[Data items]
━━━━━━━━━━━━━━━━━━━━━━━━━━━━━━

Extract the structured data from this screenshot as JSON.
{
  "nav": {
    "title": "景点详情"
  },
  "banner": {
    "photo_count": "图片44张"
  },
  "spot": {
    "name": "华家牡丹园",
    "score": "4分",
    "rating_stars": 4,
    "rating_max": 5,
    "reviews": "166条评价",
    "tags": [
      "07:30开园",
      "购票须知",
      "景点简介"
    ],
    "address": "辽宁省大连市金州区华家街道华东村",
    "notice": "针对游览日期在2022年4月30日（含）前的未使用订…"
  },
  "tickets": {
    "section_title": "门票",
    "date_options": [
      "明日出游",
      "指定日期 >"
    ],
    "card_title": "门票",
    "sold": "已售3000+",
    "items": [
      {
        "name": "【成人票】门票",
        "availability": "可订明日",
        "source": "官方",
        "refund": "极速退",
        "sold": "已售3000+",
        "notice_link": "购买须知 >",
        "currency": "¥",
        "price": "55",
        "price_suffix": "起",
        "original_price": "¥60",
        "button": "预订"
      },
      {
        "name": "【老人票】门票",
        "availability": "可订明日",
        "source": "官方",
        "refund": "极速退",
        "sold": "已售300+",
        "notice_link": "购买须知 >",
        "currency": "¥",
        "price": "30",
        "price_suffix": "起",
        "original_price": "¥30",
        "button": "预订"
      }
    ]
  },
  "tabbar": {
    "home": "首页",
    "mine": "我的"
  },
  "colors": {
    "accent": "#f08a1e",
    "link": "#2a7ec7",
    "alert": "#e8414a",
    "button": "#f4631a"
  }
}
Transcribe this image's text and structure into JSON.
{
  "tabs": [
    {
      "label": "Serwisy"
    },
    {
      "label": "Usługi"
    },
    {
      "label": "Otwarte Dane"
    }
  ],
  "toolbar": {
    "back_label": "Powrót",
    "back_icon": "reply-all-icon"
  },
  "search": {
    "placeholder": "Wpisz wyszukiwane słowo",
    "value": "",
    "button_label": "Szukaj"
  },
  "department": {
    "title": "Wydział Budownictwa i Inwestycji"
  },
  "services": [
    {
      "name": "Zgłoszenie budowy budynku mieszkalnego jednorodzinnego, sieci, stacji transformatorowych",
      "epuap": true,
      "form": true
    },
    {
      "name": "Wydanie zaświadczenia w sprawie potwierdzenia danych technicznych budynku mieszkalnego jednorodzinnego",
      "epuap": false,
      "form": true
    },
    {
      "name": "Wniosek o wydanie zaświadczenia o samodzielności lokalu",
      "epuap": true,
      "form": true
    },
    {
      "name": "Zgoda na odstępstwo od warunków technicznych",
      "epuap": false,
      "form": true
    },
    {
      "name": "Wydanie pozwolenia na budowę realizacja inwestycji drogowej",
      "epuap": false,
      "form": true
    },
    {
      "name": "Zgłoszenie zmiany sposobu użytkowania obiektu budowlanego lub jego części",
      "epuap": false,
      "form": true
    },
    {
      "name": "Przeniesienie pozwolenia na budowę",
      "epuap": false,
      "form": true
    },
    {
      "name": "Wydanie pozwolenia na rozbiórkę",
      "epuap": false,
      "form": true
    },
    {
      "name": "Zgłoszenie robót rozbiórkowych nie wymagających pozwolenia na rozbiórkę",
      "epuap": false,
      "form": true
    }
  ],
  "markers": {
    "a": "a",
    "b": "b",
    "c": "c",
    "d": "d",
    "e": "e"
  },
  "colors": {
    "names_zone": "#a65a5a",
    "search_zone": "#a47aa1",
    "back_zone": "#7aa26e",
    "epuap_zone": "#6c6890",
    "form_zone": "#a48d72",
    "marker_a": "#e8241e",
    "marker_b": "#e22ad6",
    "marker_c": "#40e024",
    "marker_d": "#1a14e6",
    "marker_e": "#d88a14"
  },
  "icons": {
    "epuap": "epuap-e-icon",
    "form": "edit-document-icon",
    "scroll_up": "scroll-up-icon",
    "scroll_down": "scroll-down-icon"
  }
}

━━━━━━━━━━━━━━━━━━━━━━━━━━━━━━

Write out every record verbatim.

Extract the structured data from this screenshot as JSON.
{
  "nav": {
    "title": "景点详情"
  },
  "banner": {
    "photo_count": "图片44张"
  },
  "spot": {
    "name": "华家牡丹园",
    "score": "4分",
    "rating_stars": 4,
    "rating_max": 5,
    "reviews": "166条评价",
    "tags": [
      "07:30开园",
      "购票须知",
      "景点简介"
    ],
    "address": "辽宁省大连市金州区华家街道华东村",
    "notice": "针对游览日期在2022年4月30日（含）前的未使用订…"
  },
  "tickets": {
    "section_title": "门票",
    "date_options": [
      "明日出游",
      "指定日期 >"
    ],
    "card_title": "门票",
    "sold": "已售3000+",
    "items": [
      {
        "name": "【成人票】门票",
        "availability": "可订明日",
        "source": "官方",
        "refund": "极速退",
        "sold": "已售3000+",
        "notice_link": "购买须知 >",
        "currency": "¥",
        "price": "55",
        "price_suffix": "起",
        "original_price": "¥60",
        "button": "预订"
      },
      {
        "name": "【老人票】门票",
        "availability": "可订明日",
        "source": "官方",
        "refund": "极速退",
        "sold": "已售300+",
        "notice_link": "购买须知 >",
        "currency": "¥",
        "price": "30",
        "price_suffix": "起",
        "original_price": "¥30",
        "button": "预订"
      }
    ]
  },
  "tabbar": {
    "home": "首页",
    "mine": "我的"
  },
  "colors": {
    "accent": "#f08a1e",
    "link": "#2a7ec7",
    "alert": "#e8414a",
    "button": "#f4631a"
  }
}
Transcribe this image's text and structure into JSON.
{
  "tabs": [
    {
      "label": "Serwisy"
    },
    {
      "label": "Usługi"
    },
    {
      "label": "Otwarte Dane"
    }
  ],
  "toolbar": {
    "back_label": "Powrót",
    "back_icon": "reply-all-icon"
  },
  "search": {
    "placeholder": "Wpisz wyszukiwane słowo",
    "value": "",
    "button_label": "Szukaj"
  },
  "department": {
    "title": "Wydział Budownictwa i Inwestycji"
  },
  "services": [
    {
      "name": "Zgłoszenie budowy budynku mieszkalnego jednorodzinnego, sieci, stacji transformatorowych",
      "epuap": true,
      "form": true
    },
    {
      "name": "Wydanie zaświadczenia w sprawie potwierdzenia danych technicznych budynku mieszkalnego jednorodzinnego",
      "epuap": false,
      "form": true
    },
    {
      "name": "Wniosek o wydanie zaświadczenia o samodzielności lokalu",
      "epuap": true,
      "form": true
    },
    {
      "name": "Zgoda na odstępstwo od warunków technicznych",
      "epuap": false,
      "form": true
    },
    {
      "name": "Wydanie pozwolenia na budowę realizacja inwestycji drogowej",
      "epuap": false,
      "form": true
    },
    {
      "name": "Zgłoszenie zmiany sposobu użytkowania obiektu budowlanego lub jego części",
      "epuap": false,
      "form": true
    },
    {
      "name": "Przeniesienie pozwolenia na budowę",
      "epuap": false,
      "form": true
    },
    {
      "name": "Wydanie pozwolenia na rozbiórkę",
      "epuap": false,
      "form": true
    },
    {
      "name": "Zgłoszenie robót rozbiórkowych nie wymagających pozwolenia na rozbiórkę",
      "epuap": false,
      "form": true
    }
  ],
  "markers": {
    "a": "a",
    "b": "b",
    "c": "c",
    "d": "d",
    "e": "e"
  },
  "colors": {
    "names_zone": "#a65a5a",
    "search_zone": "#a47aa1",
    "back_zone": "#7aa26e",
    "epuap_zone": "#6c6890",
    "form_zone": "#a48d72",
    "marker_a": "#e8241e",
    "marker_b": "#e22ad6",
    "marker_c": "#40e024",
    "marker_d": "#1a14e6",
    "marker_e": "#d88a14"
  },
  "icons": {
    "epuap": "epuap-e-icon",
    "form": "edit-document-icon",
    "scroll_up": "scroll-up-icon",
    "scroll_down": "scroll-down-icon"
  }
}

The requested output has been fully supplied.